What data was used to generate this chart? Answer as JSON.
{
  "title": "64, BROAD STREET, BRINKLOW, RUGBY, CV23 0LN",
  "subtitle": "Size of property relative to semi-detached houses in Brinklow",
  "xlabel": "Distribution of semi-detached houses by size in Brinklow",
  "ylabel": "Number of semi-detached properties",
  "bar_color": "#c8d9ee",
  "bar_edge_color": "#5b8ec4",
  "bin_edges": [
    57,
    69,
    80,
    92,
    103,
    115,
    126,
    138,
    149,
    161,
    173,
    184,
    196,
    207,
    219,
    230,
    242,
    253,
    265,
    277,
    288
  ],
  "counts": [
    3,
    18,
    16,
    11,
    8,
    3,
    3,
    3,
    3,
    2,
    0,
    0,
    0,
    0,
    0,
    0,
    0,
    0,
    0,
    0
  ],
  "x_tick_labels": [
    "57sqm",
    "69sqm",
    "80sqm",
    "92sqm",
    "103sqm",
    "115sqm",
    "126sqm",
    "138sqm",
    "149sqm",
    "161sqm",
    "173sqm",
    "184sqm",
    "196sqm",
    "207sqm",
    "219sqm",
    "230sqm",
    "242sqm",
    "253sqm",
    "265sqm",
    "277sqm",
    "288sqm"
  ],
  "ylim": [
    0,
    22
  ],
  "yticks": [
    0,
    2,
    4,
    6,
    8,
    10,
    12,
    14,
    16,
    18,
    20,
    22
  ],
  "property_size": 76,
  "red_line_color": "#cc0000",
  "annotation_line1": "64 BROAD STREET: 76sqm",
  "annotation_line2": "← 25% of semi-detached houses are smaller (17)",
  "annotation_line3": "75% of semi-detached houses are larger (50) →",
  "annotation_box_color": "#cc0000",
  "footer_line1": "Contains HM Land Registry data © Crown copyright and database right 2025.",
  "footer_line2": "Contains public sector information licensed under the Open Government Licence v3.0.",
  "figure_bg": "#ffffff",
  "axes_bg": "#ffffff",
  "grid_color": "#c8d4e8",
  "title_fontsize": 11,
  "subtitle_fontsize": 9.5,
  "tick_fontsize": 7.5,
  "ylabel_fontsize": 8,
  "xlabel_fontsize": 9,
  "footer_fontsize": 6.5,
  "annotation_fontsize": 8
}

==*==

=== Work to be completed ===
Above are the records; retype every one exactly.

=== Full response ===
What data was used to generate this chart? Answer as JSON.
{
  "title": "64, BROAD STREET, BRINKLOW, RUGBY, CV23 0LN",
  "subtitle": "Size of property relative to semi-detached houses in Brinklow",
  "xlabel": "Distribution of semi-detached houses by size in Brinklow",
  "ylabel": "Number of semi-detached properties",
  "bar_color": "#c8d9ee",
  "bar_edge_color": "#5b8ec4",
  "bin_edges": [
    57,
    69,
    80,
    92,
    103,
    115,
    126,
    138,
    149,
    161,
    173,
    184,
    196,
    207,
    219,
    230,
    242,
    253,
    265,
    277,
    288
  ],
  "counts": [
    3,
    18,
    16,
    11,
    8,
    3,
    3,
    3,
    3,
    2,
    0,
    0,
    0,
    0,
    0,
    0,
    0,
    0,
    0,
    0
  ],
  "x_tick_labels": [
    "57sqm",
    "69sqm",
    "80sqm",
    "92sqm",
    "103sqm",
    "115sqm",
    "126sqm",
    "138sqm",
    "149sqm",
    "161sqm",
    "173sqm",
    "184sqm",
    "196sqm",
    "207sqm",
    "219sqm",
    "230sqm",
    "242sqm",
    "253sqm",
    "265sqm",
    "277sqm",
    "288sqm"
  ],
  "ylim": [
    0,
    22
  ],
  "yticks": [
    0,
    2,
    4,
    6,
    8,
    10,
    12,
    14,
    16,
    18,
    20,
    22
  ],
  "property_size": 76,
  "red_line_color": "#cc0000",
  "annotation_line1": "64 BROAD STREET: 76sqm",
  "annotation_line2": "← 25% of semi-detached houses are smaller (17)",
  "annotation_line3": "75% of semi-detached houses are larger (50) →",
  "annotation_box_color": "#cc0000",
  "footer_line1": "Contains HM Land Registry data © Crown copyright and database right 2025.",
  "footer_line2": "Contains public sector information licensed under the Open Government Licence v3.0.",
  "figure_bg": "#ffffff",
  "axes_bg": "#ffffff",
  "grid_color": "#c8d4e8",
  "title_fontsize": 11,
  "subtitle_fontsize": 9.5,
  "tick_fontsize": 7.5,
  "ylabel_fontsize": 8,
  "xlabel_fontsize": 9,
  "footer_fontsize": 6.5,
  "annotation_fontsize": 8
}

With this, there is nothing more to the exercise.